--- start EXTRACTED DATA ---

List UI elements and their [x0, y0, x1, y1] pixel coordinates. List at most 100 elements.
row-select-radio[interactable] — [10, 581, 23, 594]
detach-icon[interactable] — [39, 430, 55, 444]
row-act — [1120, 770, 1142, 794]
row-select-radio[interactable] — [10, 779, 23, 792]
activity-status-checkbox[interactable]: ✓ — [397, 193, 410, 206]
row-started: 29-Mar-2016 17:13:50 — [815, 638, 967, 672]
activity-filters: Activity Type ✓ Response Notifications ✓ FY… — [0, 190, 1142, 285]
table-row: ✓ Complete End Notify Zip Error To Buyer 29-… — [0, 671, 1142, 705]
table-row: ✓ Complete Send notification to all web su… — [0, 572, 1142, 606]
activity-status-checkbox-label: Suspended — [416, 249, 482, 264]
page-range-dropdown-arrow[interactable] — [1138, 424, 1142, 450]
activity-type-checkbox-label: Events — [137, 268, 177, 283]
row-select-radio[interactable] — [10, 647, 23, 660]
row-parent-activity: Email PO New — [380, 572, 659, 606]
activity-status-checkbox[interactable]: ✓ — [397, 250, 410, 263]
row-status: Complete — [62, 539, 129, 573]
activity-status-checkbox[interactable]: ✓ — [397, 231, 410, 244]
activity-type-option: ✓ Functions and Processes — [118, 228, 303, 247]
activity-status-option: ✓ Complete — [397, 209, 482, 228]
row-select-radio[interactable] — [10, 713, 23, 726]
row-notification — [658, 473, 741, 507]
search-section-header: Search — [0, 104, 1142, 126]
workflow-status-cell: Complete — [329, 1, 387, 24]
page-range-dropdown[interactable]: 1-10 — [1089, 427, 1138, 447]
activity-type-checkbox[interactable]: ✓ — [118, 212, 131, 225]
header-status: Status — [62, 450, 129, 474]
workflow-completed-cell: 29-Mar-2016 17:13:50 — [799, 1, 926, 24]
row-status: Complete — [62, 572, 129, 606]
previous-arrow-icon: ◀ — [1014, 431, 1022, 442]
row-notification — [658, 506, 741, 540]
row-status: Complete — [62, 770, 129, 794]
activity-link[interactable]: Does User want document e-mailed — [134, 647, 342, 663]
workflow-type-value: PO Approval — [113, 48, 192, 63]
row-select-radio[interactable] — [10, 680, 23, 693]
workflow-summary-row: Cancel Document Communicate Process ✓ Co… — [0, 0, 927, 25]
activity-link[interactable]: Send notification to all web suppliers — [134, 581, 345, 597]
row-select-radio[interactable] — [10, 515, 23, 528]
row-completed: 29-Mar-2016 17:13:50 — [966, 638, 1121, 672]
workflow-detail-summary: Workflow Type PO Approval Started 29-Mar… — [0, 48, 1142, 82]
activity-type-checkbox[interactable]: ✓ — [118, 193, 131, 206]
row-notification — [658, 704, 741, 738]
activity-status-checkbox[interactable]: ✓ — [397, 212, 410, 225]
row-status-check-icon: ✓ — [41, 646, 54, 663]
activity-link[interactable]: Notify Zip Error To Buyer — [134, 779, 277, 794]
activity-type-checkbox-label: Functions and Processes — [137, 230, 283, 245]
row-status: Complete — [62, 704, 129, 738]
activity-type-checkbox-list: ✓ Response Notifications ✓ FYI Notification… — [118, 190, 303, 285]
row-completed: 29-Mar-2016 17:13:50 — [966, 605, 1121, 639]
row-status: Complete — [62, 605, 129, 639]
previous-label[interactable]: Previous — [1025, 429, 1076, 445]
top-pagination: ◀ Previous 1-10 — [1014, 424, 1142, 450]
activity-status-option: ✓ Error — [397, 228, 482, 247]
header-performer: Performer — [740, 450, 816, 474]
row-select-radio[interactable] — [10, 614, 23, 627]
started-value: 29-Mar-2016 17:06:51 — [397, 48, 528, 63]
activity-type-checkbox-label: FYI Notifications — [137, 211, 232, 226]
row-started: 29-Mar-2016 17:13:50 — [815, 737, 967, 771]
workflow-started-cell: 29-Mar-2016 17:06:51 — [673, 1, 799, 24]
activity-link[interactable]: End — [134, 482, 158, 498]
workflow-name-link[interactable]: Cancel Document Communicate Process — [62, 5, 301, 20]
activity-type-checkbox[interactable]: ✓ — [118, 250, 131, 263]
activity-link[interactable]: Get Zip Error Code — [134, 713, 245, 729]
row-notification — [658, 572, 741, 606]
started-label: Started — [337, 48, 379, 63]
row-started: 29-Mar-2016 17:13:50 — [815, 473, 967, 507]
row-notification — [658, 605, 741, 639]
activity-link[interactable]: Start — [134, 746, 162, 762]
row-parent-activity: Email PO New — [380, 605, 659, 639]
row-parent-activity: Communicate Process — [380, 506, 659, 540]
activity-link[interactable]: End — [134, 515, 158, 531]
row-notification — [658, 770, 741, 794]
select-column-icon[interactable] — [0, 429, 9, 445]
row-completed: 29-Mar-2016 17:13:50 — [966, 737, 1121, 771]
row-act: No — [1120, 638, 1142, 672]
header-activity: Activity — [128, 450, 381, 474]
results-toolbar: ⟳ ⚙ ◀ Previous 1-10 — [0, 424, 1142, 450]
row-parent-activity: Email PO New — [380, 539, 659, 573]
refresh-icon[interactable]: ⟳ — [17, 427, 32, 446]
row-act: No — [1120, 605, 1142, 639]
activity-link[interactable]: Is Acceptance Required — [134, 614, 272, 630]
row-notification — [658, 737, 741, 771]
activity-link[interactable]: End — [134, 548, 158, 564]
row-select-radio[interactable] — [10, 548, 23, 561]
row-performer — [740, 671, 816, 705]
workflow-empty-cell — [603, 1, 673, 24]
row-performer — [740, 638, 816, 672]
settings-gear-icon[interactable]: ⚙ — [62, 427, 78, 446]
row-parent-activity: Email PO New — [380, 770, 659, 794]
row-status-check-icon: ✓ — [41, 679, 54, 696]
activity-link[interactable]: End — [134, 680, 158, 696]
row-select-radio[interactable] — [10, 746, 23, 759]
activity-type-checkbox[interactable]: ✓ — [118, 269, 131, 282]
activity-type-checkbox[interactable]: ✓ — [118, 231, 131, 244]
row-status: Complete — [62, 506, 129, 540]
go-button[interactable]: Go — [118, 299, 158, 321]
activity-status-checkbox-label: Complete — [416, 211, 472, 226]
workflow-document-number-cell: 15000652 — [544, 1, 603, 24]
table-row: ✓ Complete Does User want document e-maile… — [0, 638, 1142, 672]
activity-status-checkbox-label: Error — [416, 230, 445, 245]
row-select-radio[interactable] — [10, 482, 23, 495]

--- end EXTRACTED DATA ---

» STATED GOAL
Can you rewrite the lines of every record above as a JSON list of strings, with one string per line and blank lines left out?

» SOLUTION FOR THIS TASK
[
  "List UI elements and their [x0, y0, x1, y1] pixel coordinates. List at most 100 elements.",
  "row-select-radio[interactable] — [10, 581, 23, 594]",
  "detach-icon[interactable] — [39, 430, 55, 444]",
  "row-act — [1120, 770, 1142, 794]",
  "row-select-radio[interactable] — [10, 779, 23, 792]",
  "activity-status-checkbox[interactable]: ✓ — [397, 193, 410, 206]",
  "row-started: 29-Mar-2016 17:13:50 — [815, 638, 967, 672]",
  "activity-filters: Activity Type ✓ Response Notifications ✓ FY… — [0, 190, 1142, 285]",
  "table-row: ✓ Complete End Notify Zip Error To Buyer 29-… — [0, 671, 1142, 705]",
  "table-row: ✓ Complete Send notification to all web su… — [0, 572, 1142, 606]",
  "activity-status-checkbox-label: Suspended — [416, 249, 482, 264]",
  "page-range-dropdown-arrow[interactable] — [1138, 424, 1142, 450]",
  "activity-type-checkbox-label: Events — [137, 268, 177, 283]",
  "row-select-radio[interactable] — [10, 647, 23, 660]",
  "row-parent-activity: Email PO New — [380, 572, 659, 606]",
  "activity-status-checkbox[interactable]: ✓ — [397, 250, 410, 263]",
  "row-status: Complete — [62, 539, 129, 573]",
  "activity-status-checkbox[interactable]: ✓ — [397, 231, 410, 244]",
  "activity-type-option: ✓ Functions and Processes — [118, 228, 303, 247]",
  "activity-status-option: ✓ Complete — [397, 209, 482, 228]",
  "row-select-radio[interactable] — [10, 713, 23, 726]",
  "row-notification — [658, 473, 741, 507]",
  "search-section-header: Search — [0, 104, 1142, 126]",
  "workflow-status-cell: Complete — [329, 1, 387, 24]",
  "page-range-dropdown[interactable]: 1-10 — [1089, 427, 1138, 447]",
  "activity-type-checkbox[interactable]: ✓ — [118, 212, 131, 225]",
  "header-status: Status — [62, 450, 129, 474]",
  "workflow-completed-cell: 29-Mar-2016 17:13:50 — [799, 1, 926, 24]",
  "row-status: Complete — [62, 572, 129, 606]",
  "previous-arrow-icon: ◀ — [1014, 431, 1022, 442]",
  "row-notification — [658, 506, 741, 540]",
  "row-status: Complete — [62, 770, 129, 794]",
  "activity-link[interactable]: Does User want document e-mailed — [134, 647, 342, 663]",
  "workflow-type-value: PO Approval — [113, 48, 192, 63]",
  "row-select-radio[interactable] — [10, 680, 23, 693]",
  "workflow-summary-row: Cancel Document Communicate Process ✓ Co… — [0, 0, 927, 25]",
  "activity-link[interactable]: Send notification to all web suppliers — [134, 581, 345, 597]",
  "row-select-radio[interactable] — [10, 515, 23, 528]",
  "row-completed: 29-Mar-2016 17:13:50 — [966, 638, 1121, 672]",
  "workflow-detail-summary: Workflow Type PO Approval Started 29-Mar… — [0, 48, 1142, 82]",
  "activity-type-checkbox[interactable]: ✓ — [118, 193, 131, 206]",
  "row-notification — [658, 704, 741, 738]",
  "activity-status-checkbox[interactable]: ✓ — [397, 212, 410, 225]",
  "row-status-check-icon: ✓ — [41, 646, 54, 663]",
  "activity-link[interactable]: Notify Zip Error To Buyer — [134, 779, 277, 794]",
  "activity-type-checkbox-label: Functions and Processes — [137, 230, 283, 245]",
  "row-status: Complete — [62, 704, 129, 738]",
  "activity-type-checkbox-list: ✓ Response Notifications ✓ FYI Notification… — [118, 190, 303, 285]",
  "row-completed: 29-Mar-2016 17:13:50 — [966, 605, 1121, 639]",
  "row-status: Complete — [62, 605, 129, 639]",
  "previous-label[interactable]: Previous — [1025, 429, 1076, 445]",
  "top-pagination: ◀ Previous 1-10 — [1014, 424, 1142, 450]",
  "activity-status-option: ✓ Error — [397, 228, 482, 247]",
  "header-performer: Performer — [740, 450, 816, 474]",
  "row-select-radio[interactable] — [10, 614, 23, 627]",
  "started-value: 29-Mar-2016 17:06:51 — [397, 48, 528, 63]",
  "activity-type-checkbox-label: FYI Notifications — [137, 211, 232, 226]",
  "row-started: 29-Mar-2016 17:13:50 — [815, 737, 967, 771]",
  "workflow-started-cell: 29-Mar-2016 17:06:51 — [673, 1, 799, 24]",
  "activity-link[interactable]: End — [134, 482, 158, 498]",
  "workflow-name-link[interactable]: Cancel Document Communicate Process — [62, 5, 301, 20]",
  "activity-type-checkbox[interactable]: ✓ — [118, 250, 131, 263]",
  "activity-link[interactable]: Get Zip Error Code — [134, 713, 245, 729]",
  "row-notification — [658, 572, 741, 606]",
  "started-label: Started — [337, 48, 379, 63]",
  "row-started: 29-Mar-2016 17:13:50 — [815, 473, 967, 507]",
  "row-notification — [658, 605, 741, 639]",
  "activity-link[interactable]: Start — [134, 746, 162, 762]",
  "row-parent-activity: Email PO New — [380, 605, 659, 639]",
  "row-parent-activity: Communicate Process — [380, 506, 659, 540]",
  "activity-link[interactable]: End — [134, 515, 158, 531]",
  "row-notification — [658, 770, 741, 794]",
  "select-column-icon[interactable] — [0, 429, 9, 445]",
  "row-completed: 29-Mar-2016 17:13:50 — [966, 737, 1121, 771]",
  "row-act: No — [1120, 638, 1142, 672]",
  "header-activity: Activity — [128, 450, 381, 474]",
  "results-toolbar: ⟳ ⚙ ◀ Previous 1-10 — [0, 424, 1142, 450]",
  "row-parent-activity: Email PO New — [380, 539, 659, 573]",
  "refresh-icon[interactable]: ⟳ — [17, 427, 32, 446]",
  "row-act: No — [1120, 605, 1142, 639]",
  "activity-link[interactable]: Is Acceptance Required — [134, 614, 272, 630]",
  "row-notification — [658, 737, 741, 771]",
  "activity-link[interactable]: End — [134, 548, 158, 564]",
  "row-select-radio[interactable] — [10, 548, 23, 561]",
  "row-performer — [740, 671, 816, 705]",
  "workflow-empty-cell — [603, 1, 673, 24]",
  "row-performer — [740, 638, 816, 672]",
  "settings-gear-icon[interactable]: ⚙ — [62, 427, 78, 446]",
  "row-parent-activity: Email PO New — [380, 770, 659, 794]",
  "row-status-check-icon: ✓ — [41, 679, 54, 696]",
  "activity-link[interactable]: End — [134, 680, 158, 696]",
  "row-select-radio[interactable] — [10, 746, 23, 759]",
  "activity-type-checkbox[interactable]: ✓ — [118, 269, 131, 282]",
  "activity-type-checkbox[interactable]: ✓ — [118, 231, 131, 244]",
  "row-status: Complete — [62, 506, 129, 540]",
  "go-button[interactable]: Go — [118, 299, 158, 321]",
  "activity-status-checkbox-label: Complete — [416, 211, 472, 226]",
  "workflow-document-number-cell: 15000652 — [544, 1, 603, 24]",
  "table-row: ✓ Complete Does User want document e-maile… — [0, 638, 1142, 672]",
  "activity-status-checkbox-label: Error — [416, 230, 445, 245]",
  "row-select-radio[interactable] — [10, 482, 23, 495]"
]